======== Data for this task

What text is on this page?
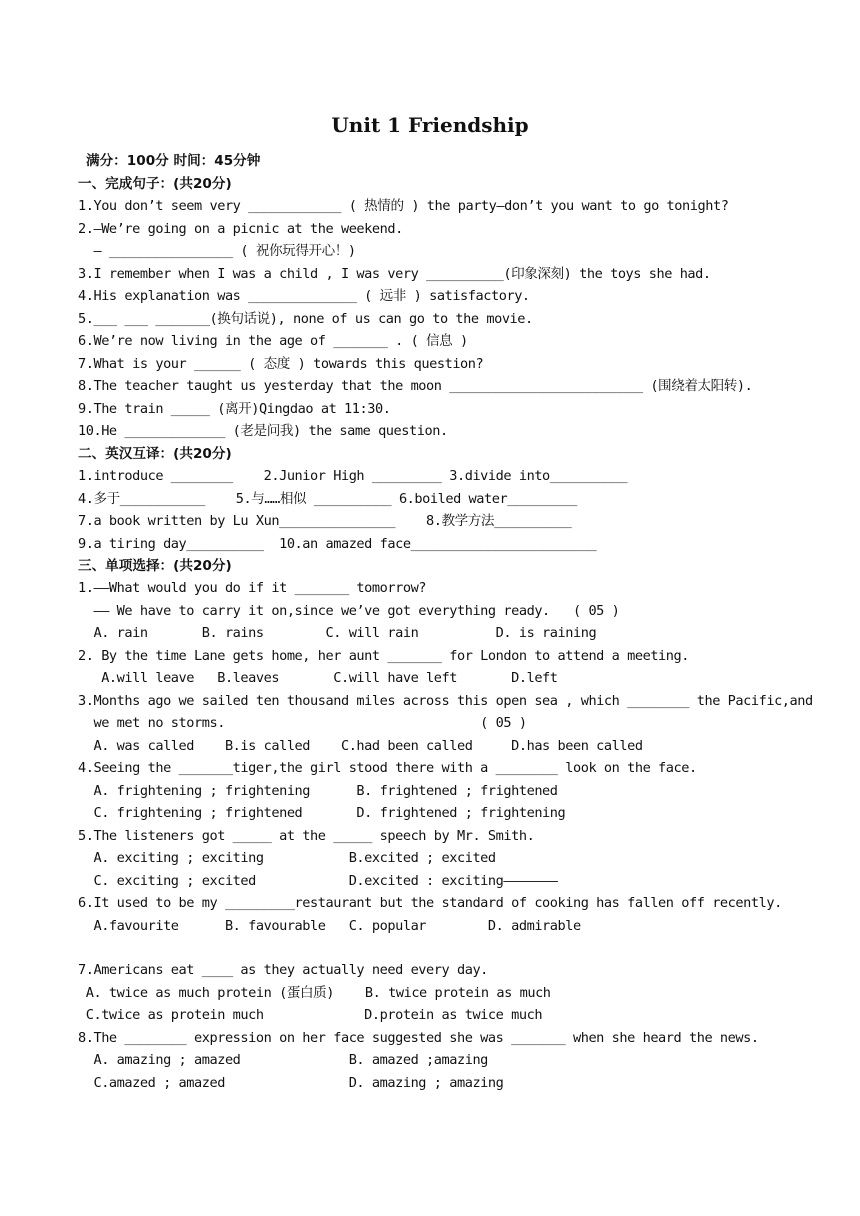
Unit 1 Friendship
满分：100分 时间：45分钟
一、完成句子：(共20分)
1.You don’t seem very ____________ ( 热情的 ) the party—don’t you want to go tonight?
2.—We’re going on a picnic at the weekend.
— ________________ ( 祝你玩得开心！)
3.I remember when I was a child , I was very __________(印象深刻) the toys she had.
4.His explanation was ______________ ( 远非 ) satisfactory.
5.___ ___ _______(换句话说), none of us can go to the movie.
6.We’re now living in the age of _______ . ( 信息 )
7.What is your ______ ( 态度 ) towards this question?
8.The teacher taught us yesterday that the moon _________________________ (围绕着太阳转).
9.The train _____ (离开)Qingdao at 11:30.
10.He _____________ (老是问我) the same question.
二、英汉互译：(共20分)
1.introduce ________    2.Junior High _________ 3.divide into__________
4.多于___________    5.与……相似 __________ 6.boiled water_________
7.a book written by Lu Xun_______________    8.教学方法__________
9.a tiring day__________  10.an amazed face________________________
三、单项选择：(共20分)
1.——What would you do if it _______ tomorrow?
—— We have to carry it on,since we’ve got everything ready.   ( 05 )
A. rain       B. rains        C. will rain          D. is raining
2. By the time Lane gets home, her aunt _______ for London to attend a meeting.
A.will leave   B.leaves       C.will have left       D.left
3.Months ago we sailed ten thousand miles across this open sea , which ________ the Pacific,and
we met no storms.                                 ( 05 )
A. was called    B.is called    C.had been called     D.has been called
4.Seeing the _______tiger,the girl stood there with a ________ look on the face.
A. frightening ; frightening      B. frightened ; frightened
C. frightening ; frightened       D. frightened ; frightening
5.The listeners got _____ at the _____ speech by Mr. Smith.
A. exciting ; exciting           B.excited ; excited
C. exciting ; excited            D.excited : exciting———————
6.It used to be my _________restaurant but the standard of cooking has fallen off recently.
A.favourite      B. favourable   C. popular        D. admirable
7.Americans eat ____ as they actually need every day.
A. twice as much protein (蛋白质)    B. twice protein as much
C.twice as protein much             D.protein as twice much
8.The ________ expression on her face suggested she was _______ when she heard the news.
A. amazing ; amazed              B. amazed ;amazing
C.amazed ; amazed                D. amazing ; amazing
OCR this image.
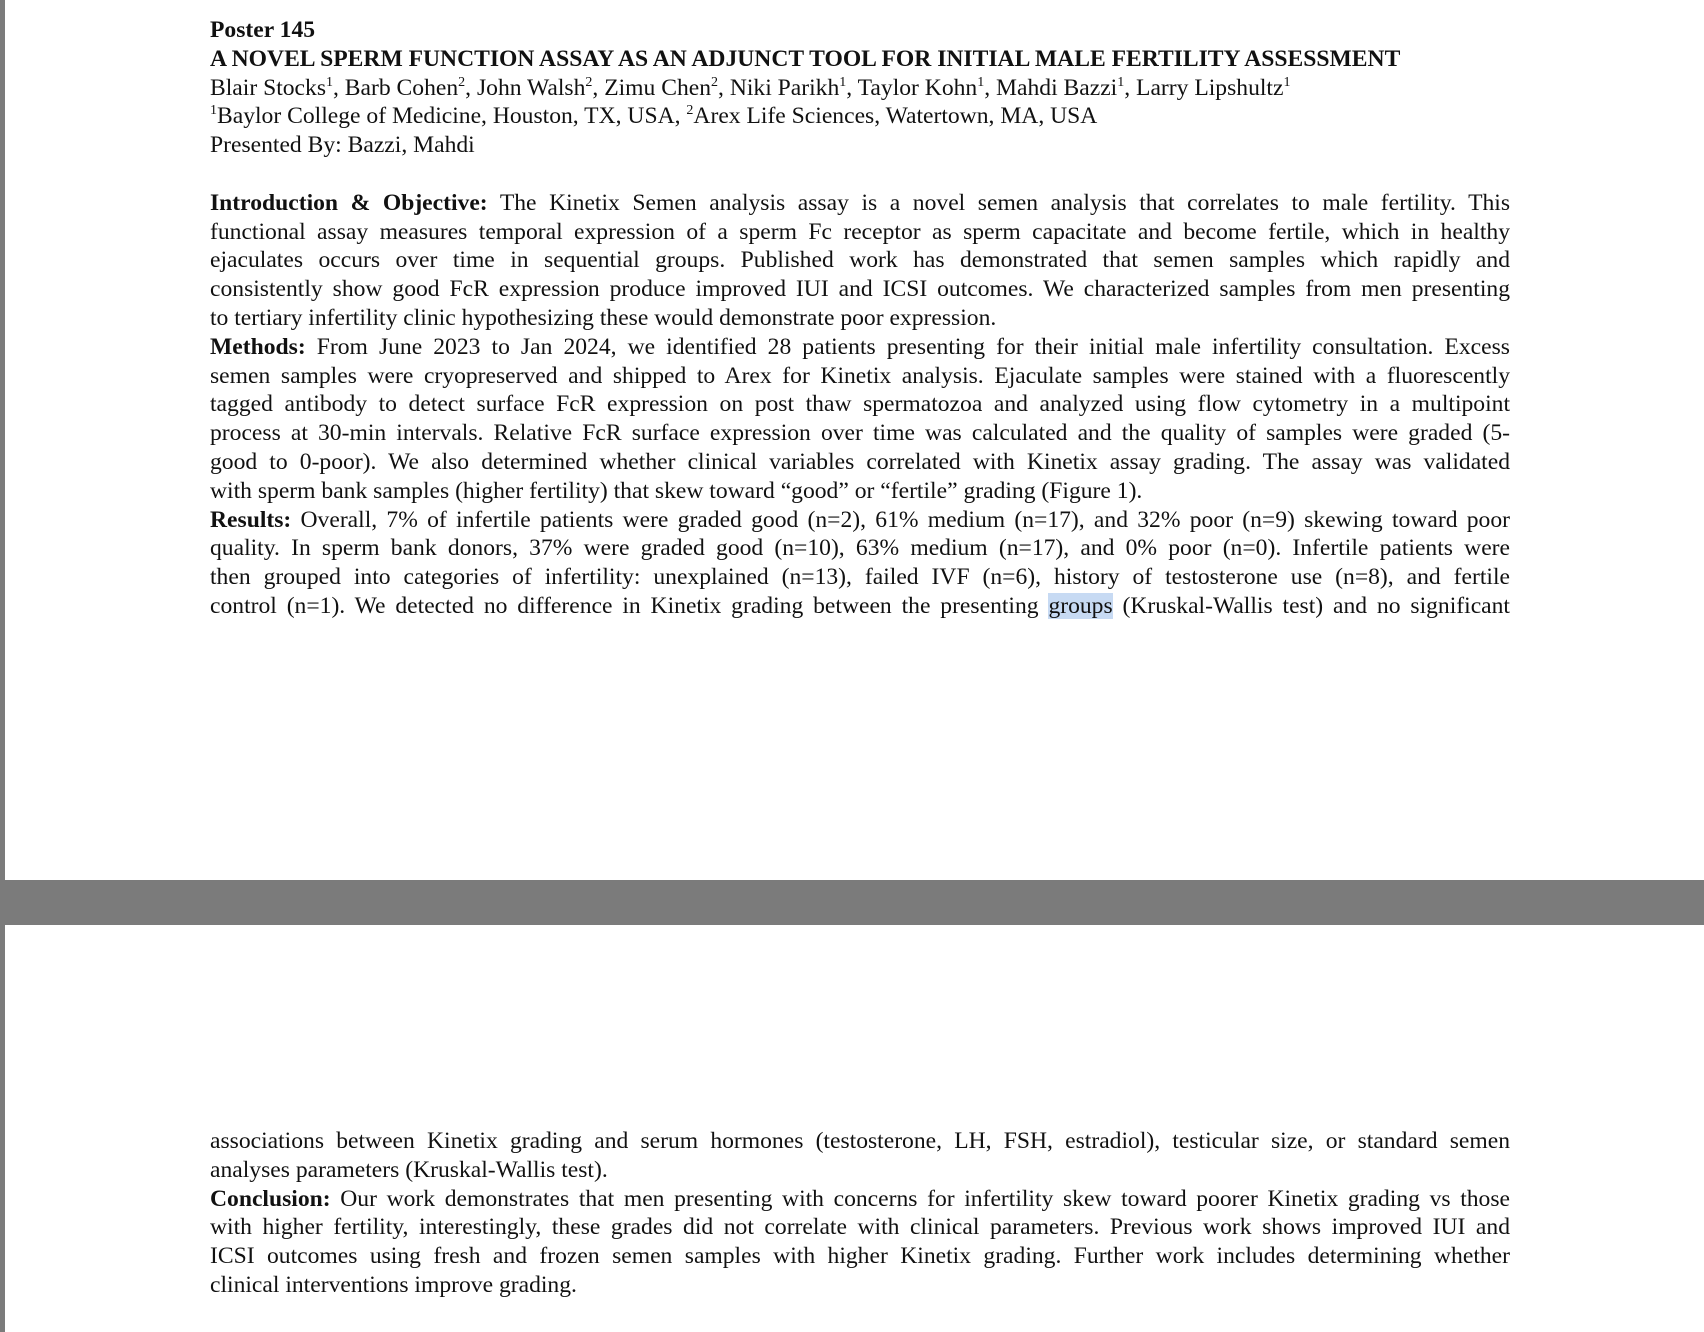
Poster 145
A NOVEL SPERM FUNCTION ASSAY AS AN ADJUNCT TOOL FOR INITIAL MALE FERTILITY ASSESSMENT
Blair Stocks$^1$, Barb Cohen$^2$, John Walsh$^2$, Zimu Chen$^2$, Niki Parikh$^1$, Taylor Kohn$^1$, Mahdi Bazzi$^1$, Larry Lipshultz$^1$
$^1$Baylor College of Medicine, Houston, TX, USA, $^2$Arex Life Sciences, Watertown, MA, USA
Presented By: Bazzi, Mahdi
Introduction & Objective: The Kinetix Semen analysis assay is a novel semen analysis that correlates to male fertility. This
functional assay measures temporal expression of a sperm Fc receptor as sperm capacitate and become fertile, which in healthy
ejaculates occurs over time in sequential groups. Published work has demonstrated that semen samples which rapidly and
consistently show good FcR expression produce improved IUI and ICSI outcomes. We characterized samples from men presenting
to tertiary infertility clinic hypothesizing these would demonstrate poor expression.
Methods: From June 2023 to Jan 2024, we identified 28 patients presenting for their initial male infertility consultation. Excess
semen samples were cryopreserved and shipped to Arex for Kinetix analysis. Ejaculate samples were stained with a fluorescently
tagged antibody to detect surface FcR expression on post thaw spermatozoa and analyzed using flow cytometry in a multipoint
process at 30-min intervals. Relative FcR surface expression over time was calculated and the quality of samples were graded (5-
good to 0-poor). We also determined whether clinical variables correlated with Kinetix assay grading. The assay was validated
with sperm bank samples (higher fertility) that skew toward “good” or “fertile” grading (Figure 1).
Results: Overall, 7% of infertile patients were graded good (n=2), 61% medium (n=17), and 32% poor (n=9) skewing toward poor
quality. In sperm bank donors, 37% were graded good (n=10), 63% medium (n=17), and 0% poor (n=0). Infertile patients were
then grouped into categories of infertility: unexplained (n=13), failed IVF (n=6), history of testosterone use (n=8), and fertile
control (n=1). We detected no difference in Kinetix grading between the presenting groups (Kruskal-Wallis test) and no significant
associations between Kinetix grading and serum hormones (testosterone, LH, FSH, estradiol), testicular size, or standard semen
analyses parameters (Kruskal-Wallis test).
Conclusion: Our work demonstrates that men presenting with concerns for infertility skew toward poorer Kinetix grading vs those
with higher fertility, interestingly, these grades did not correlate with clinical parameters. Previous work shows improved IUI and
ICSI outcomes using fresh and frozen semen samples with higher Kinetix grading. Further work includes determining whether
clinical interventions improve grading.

================

▶ _Problem to work on_
Return, exactly as they stand, all of the lines above, but not the pictures.

▶ _Answer section_
What text is on this page?
Unit 1 Friendship
满分：100分 时间：45分钟
一、完成句子：(共20分)
1.You don’t seem very ____________ ( 热情的 ) the party—don’t you want to go tonight?
2.—We’re going on a picnic at the weekend.
— ________________ ( 祝你玩得开心！)
3.I remember when I was a child , I was very __________(印象深刻) the toys she had.
4.His explanation was ______________ ( 远非 ) satisfactory.
5.___ ___ _______(换句话说), none of us can go to the movie.
6.We’re now living in the age of _______ . ( 信息 )
7.What is your ______ ( 态度 ) towards this question?
8.The teacher taught us yesterday that the moon _________________________ (围绕着太阳转).
9.The train _____ (离开)Qingdao at 11:30.
10.He _____________ (老是问我) the same question.
二、英汉互译：(共20分)
1.introduce ________    2.Junior High _________ 3.divide into__________
4.多于___________    5.与……相似 __________ 6.boiled water_________
7.a book written by Lu Xun_______________    8.教学方法__________
9.a tiring day__________  10.an amazed face________________________
三、单项选择：(共20分)
1.——What would you do if it _______ tomorrow?
—— We have to carry it on,since we’ve got everything ready.   ( 05 )
A. rain       B. rains        C. will rain          D. is raining
2. By the time Lane gets home, her aunt _______ for London to attend a meeting.
A.will leave   B.leaves       C.will have left       D.left
3.Months ago we sailed ten thousand miles across this open sea , which ________ the Pacific,and
we met no storms.                                 ( 05 )
A. was called    B.is called    C.had been called     D.has been called
4.Seeing the _______tiger,the girl stood there with a ________ look on the face.
A. frightening ; frightening      B. frightened ; frightened
C. frightening ; frightened       D. frightened ; frightening
5.The listeners got _____ at the _____ speech by Mr. Smith.
A. exciting ; exciting           B.excited ; excited
C. exciting ; excited            D.excited : exciting———————
6.It used to be my _________restaurant but the standard of cooking has fallen off recently.
A.favourite      B. favourable   C. popular        D. admirable
7.Americans eat ____ as they actually need every day.
A. twice as much protein (蛋白质)    B. twice protein as much
C.twice as protein much             D.protein as twice much
8.The ________ expression on her face suggested she was _______ when she heard the news.
A. amazing ; amazed              B. amazed ;amazing
C.amazed ; amazed                D. amazing ; amazing
OCR this image.
Poster 145
A NOVEL SPERM FUNCTION ASSAY AS AN ADJUNCT TOOL FOR INITIAL MALE FERTILITY ASSESSMENT
Blair Stocks$^1$, Barb Cohen$^2$, John Walsh$^2$, Zimu Chen$^2$, Niki Parikh$^1$, Taylor Kohn$^1$, Mahdi Bazzi$^1$, Larry Lipshultz$^1$
$^1$Baylor College of Medicine, Houston, TX, USA, $^2$Arex Life Sciences, Watertown, MA, USA
Presented By: Bazzi, Mahdi
Introduction & Objective: The Kinetix Semen analysis assay is a novel semen analysis that correlates to male fertility. This
functional assay measures temporal expression of a sperm Fc receptor as sperm capacitate and become fertile, which in healthy
ejaculates occurs over time in sequential groups. Published work has demonstrated that semen samples which rapidly and
consistently show good FcR expression produce improved IUI and ICSI outcomes. We characterized samples from men presenting
to tertiary infertility clinic hypothesizing these would demonstrate poor expression.
Methods: From June 2023 to Jan 2024, we identified 28 patients presenting for their initial male infertility consultation. Excess
semen samples were cryopreserved and shipped to Arex for Kinetix analysis. Ejaculate samples were stained with a fluorescently
tagged antibody to detect surface FcR expression on post thaw spermatozoa and analyzed using flow cytometry in a multipoint
process at 30-min intervals. Relative FcR surface expression over time was calculated and the quality of samples were graded (5-
good to 0-poor). We also determined whether clinical variables correlated with Kinetix assay grading. The assay was validated
with sperm bank samples (higher fertility) that skew toward “good” or “fertile” grading (Figure 1).
Results: Overall, 7% of infertile patients were graded good (n=2), 61% medium (n=17), and 32% poor (n=9) skewing toward poor
quality. In sperm bank donors, 37% were graded good (n=10), 63% medium (n=17), and 0% poor (n=0). Infertile patients were
then grouped into categories of infertility: unexplained (n=13), failed IVF (n=6), history of testosterone use (n=8), and fertile
control (n=1). We detected no difference in Kinetix grading between the presenting groups (Kruskal-Wallis test) and no significant
associations between Kinetix grading and serum hormones (testosterone, LH, FSH, estradiol), testicular size, or standard semen
analyses parameters (Kruskal-Wallis test).
Conclusion: Our work demonstrates that men presenting with concerns for infertility skew toward poorer Kinetix grading vs those
with higher fertility, interestingly, these grades did not correlate with clinical parameters. Previous work shows improved IUI and
ICSI outcomes using fresh and frozen semen samples with higher Kinetix grading. Further work includes determining whether
clinical interventions improve grading.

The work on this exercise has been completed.